# GIVEN TASK
Copy out every record below with complete accuracy.

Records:
*****

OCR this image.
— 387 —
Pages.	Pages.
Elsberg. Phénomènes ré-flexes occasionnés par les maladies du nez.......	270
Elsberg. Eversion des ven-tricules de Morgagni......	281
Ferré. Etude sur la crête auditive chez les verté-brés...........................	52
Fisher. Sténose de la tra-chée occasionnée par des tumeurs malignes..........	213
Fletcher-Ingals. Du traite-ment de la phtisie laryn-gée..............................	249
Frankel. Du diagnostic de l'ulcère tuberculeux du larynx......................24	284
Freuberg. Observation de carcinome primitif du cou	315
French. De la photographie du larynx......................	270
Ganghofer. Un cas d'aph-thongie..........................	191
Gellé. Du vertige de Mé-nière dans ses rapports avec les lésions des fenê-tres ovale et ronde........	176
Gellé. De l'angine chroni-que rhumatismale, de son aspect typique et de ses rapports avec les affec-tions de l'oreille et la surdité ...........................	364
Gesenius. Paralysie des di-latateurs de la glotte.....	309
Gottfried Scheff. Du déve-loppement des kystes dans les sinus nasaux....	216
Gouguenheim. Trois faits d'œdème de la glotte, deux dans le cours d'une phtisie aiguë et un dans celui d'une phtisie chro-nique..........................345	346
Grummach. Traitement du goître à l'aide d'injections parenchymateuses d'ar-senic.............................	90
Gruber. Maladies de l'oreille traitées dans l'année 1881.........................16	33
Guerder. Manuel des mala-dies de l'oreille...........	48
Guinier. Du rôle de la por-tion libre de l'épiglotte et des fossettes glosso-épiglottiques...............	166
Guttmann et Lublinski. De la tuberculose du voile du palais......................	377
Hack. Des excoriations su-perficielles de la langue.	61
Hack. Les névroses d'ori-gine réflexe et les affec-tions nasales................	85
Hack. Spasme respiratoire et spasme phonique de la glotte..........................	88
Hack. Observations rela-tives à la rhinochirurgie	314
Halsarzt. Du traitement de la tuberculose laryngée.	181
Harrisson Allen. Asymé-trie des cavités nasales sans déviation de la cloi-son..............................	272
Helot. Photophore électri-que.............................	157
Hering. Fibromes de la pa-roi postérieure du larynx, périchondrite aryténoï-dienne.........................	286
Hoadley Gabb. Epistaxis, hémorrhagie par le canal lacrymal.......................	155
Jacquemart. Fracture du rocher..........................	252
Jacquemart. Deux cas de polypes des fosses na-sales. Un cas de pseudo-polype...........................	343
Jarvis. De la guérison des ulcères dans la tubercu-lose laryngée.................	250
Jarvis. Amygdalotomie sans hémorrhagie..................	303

*****

# WRITTEN ANSWER
OCR this image.
— 387 —
Pages.	Pages.
Elsberg. Phénomènes ré-flexes occasionnés par les maladies du nez.......	270
Elsberg. Eversion des ven-tricules de Morgagni......	281
Ferré. Etude sur la crête auditive chez les verté-brés...........................	52
Fisher. Sténose de la tra-chée occasionnée par des tumeurs malignes..........	213
Fletcher-Ingals. Du traite-ment de la phtisie laryn-gée..............................	249
Frankel. Du diagnostic de l'ulcère tuberculeux du larynx......................24	284
Freuberg. Observation de carcinome primitif du cou	315
French. De la photographie du larynx......................	270
Ganghofer. Un cas d'aph-thongie..........................	191
Gellé. Du vertige de Mé-nière dans ses rapports avec les lésions des fenê-tres ovale et ronde........	176
Gellé. De l'angine chroni-que rhumatismale, de son aspect typique et de ses rapports avec les affec-tions de l'oreille et la surdité ...........................	364
Gesenius. Paralysie des di-latateurs de la glotte.....	309
Gottfried Scheff. Du déve-loppement des kystes dans les sinus nasaux....	216
Gouguenheim. Trois faits d'œdème de la glotte, deux dans le cours d'une phtisie aiguë et un dans celui d'une phtisie chro-nique..........................345	346
Grummach. Traitement du goître à l'aide d'injections parenchymateuses d'ar-senic.............................	90
Gruber. Maladies de l'oreille traitées dans l'année 1881.........................16	33
Guerder. Manuel des mala-dies de l'oreille...........	48
Guinier. Du rôle de la por-tion libre de l'épiglotte et des fossettes glosso-épiglottiques...............	166
Guttmann et Lublinski. De la tuberculose du voile du palais......................	377
Hack. Des excoriations su-perficielles de la langue.	61
Hack. Les névroses d'ori-gine réflexe et les affec-tions nasales................	85
Hack. Spasme respiratoire et spasme phonique de la glotte..........................	88
Hack. Observations rela-tives à la rhinochirurgie	314
Halsarzt. Du traitement de la tuberculose laryngée.	181
Harrisson Allen. Asymé-trie des cavités nasales sans déviation de la cloi-son..............................	272
Helot. Photophore électri-que.............................	157
Hering. Fibromes de la pa-roi postérieure du larynx, périchondrite aryténoï-dienne.........................	286
Hoadley Gabb. Epistaxis, hémorrhagie par le canal lacrymal.......................	155
Jacquemart. Fracture du rocher..........................	252
Jacquemart. Deux cas de polypes des fosses na-sales. Un cas de pseudo-polype...........................	343
Jarvis. De la guérison des ulcères dans la tubercu-lose laryngée.................	250
Jarvis. Amygdalotomie sans hémorrhagie..................	303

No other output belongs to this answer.